* _Written task_
Find the lines of data that contain the string "this", then list them.

(Collected data entries)
..............................
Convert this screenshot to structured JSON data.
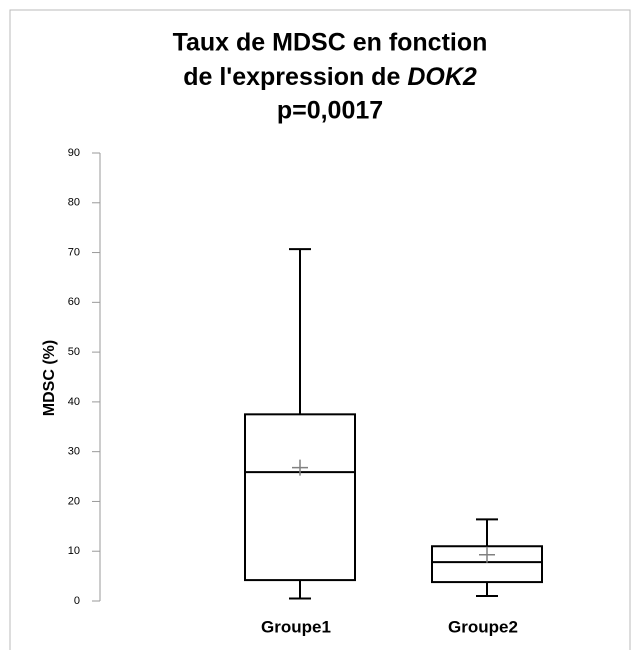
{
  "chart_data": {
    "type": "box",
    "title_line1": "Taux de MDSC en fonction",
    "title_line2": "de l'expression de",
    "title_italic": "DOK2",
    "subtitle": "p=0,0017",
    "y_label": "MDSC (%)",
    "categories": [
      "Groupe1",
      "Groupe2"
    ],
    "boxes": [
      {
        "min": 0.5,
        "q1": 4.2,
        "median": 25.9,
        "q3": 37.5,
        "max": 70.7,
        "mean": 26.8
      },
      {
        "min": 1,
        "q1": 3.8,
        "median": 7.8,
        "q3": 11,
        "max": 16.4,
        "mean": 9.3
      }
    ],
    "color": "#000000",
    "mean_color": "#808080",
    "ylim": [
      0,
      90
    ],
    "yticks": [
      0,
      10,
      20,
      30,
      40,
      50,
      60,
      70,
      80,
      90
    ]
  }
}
..............................
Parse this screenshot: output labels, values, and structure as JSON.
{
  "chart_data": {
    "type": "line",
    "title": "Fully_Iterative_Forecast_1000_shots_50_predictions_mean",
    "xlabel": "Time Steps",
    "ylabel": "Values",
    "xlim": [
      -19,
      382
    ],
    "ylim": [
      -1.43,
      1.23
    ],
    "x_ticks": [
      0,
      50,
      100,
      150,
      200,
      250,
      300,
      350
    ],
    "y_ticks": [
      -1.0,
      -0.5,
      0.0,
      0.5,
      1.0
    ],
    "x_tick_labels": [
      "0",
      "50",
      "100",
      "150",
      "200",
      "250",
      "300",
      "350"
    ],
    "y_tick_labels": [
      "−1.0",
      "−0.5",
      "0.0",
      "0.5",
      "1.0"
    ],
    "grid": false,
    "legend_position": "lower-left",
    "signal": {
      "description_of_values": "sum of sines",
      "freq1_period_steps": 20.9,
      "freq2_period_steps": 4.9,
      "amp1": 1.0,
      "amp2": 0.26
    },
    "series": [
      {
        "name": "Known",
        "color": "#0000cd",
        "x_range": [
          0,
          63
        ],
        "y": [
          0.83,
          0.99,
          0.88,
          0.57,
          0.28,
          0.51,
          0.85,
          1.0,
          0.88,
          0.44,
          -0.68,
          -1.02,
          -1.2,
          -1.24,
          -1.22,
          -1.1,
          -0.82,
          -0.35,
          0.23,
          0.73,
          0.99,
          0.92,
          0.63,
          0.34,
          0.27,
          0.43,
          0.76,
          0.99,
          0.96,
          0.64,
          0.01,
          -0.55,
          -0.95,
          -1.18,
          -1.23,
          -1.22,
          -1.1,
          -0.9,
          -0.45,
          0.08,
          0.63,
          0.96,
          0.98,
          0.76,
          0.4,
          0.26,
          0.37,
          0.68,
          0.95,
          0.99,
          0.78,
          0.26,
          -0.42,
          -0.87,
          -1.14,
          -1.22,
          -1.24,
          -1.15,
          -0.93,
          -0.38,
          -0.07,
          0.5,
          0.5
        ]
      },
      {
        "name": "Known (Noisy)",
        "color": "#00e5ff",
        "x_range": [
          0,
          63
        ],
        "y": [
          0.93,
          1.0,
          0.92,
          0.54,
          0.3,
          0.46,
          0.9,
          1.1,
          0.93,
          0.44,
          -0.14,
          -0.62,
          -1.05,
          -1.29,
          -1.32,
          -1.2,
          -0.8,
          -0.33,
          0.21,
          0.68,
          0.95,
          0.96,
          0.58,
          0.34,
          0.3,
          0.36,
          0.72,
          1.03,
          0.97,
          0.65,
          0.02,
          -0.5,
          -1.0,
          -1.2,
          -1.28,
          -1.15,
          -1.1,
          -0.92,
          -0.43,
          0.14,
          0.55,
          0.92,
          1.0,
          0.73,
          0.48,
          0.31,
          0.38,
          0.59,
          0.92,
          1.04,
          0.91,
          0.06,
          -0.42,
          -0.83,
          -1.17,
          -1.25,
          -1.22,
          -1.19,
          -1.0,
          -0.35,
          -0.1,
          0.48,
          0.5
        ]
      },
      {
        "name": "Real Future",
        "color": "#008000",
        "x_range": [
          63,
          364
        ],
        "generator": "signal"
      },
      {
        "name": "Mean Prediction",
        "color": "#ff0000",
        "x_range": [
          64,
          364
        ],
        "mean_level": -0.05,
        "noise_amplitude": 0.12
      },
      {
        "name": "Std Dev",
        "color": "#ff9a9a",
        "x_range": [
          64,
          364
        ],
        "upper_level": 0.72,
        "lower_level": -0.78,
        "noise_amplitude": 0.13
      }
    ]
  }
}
..............................
* _Solution to the exercise_
Convert this screenshot to structured JSON data.
Parse this screenshot: output labels, values, and structure as JSON.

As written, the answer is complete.